=== Directions for this task ===
Review the material line by line. Identify and copy every line that contains the string "color".

Figure record listings

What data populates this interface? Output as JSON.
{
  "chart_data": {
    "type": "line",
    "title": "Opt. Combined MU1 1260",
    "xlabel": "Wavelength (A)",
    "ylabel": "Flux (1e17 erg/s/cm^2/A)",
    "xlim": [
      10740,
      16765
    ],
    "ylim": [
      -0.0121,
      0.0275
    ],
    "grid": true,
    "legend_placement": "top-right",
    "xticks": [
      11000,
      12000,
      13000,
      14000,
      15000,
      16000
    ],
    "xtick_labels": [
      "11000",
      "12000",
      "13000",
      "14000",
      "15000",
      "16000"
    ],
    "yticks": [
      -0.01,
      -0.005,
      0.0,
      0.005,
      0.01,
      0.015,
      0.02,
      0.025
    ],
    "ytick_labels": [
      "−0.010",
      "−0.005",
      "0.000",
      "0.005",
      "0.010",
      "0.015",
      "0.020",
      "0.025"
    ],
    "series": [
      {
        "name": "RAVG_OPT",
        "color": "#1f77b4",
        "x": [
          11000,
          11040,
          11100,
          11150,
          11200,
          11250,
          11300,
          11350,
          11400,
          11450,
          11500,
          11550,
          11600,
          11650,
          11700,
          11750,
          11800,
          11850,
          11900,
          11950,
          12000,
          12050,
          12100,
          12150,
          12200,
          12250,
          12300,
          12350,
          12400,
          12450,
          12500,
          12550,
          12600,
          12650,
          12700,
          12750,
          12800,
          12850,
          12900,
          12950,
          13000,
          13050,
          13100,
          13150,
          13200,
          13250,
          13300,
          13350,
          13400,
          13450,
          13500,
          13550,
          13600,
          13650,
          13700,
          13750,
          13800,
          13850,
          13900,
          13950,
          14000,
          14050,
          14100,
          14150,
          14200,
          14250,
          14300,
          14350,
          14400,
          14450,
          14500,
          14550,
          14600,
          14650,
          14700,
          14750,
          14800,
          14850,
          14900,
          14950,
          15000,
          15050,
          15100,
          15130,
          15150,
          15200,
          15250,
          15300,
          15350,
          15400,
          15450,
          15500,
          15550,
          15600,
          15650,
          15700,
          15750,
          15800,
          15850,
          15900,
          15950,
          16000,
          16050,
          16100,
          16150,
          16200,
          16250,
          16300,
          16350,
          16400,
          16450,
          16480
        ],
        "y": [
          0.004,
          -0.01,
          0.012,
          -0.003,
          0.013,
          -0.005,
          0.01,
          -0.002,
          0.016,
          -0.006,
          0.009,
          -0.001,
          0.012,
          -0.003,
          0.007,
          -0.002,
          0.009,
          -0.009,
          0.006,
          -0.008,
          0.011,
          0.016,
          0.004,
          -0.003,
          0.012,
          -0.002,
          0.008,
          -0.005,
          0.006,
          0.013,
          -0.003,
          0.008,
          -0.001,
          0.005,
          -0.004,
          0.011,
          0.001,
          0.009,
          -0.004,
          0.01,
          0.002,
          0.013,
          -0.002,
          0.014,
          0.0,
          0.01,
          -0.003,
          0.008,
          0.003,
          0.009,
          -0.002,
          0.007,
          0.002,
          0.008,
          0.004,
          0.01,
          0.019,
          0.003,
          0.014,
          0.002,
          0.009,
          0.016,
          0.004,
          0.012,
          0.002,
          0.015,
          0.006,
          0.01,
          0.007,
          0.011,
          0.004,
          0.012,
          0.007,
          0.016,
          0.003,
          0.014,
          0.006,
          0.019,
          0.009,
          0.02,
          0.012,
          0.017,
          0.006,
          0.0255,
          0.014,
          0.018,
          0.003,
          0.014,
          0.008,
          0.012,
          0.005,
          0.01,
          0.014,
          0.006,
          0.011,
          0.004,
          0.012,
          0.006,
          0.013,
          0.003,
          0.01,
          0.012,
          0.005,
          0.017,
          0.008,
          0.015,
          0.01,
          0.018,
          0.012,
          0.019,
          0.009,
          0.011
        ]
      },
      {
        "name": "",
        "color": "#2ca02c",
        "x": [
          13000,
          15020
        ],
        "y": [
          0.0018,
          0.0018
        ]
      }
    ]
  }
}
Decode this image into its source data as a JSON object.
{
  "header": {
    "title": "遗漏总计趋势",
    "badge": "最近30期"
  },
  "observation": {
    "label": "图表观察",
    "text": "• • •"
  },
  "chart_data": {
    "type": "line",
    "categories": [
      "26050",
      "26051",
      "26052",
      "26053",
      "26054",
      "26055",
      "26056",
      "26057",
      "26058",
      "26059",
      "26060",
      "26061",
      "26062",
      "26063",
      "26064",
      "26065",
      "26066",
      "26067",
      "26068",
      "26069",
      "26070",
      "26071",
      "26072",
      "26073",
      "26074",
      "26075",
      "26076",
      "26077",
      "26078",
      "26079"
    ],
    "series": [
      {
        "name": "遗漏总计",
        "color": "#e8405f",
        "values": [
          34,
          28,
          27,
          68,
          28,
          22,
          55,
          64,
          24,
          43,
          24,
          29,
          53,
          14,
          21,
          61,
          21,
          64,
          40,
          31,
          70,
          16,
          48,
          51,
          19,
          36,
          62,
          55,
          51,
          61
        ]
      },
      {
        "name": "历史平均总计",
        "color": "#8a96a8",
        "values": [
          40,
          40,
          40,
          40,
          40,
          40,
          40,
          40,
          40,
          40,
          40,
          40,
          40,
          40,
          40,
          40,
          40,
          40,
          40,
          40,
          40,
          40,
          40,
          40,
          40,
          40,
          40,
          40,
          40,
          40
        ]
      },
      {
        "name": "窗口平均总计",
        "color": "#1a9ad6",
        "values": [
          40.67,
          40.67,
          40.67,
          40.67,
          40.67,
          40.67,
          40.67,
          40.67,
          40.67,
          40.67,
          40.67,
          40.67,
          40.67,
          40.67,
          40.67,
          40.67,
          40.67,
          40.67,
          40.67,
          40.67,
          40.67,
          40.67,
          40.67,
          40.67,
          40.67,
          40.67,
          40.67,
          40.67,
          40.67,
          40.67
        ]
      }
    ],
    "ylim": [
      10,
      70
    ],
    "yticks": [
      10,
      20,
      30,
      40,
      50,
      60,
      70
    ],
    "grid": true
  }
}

=== Result of the exercise ===
        "color": "#1f77b4",
        "color": "#2ca02c",
        "color": "#e8405f",
        "color": "#8a96a8",
        "color": "#1a9ad6",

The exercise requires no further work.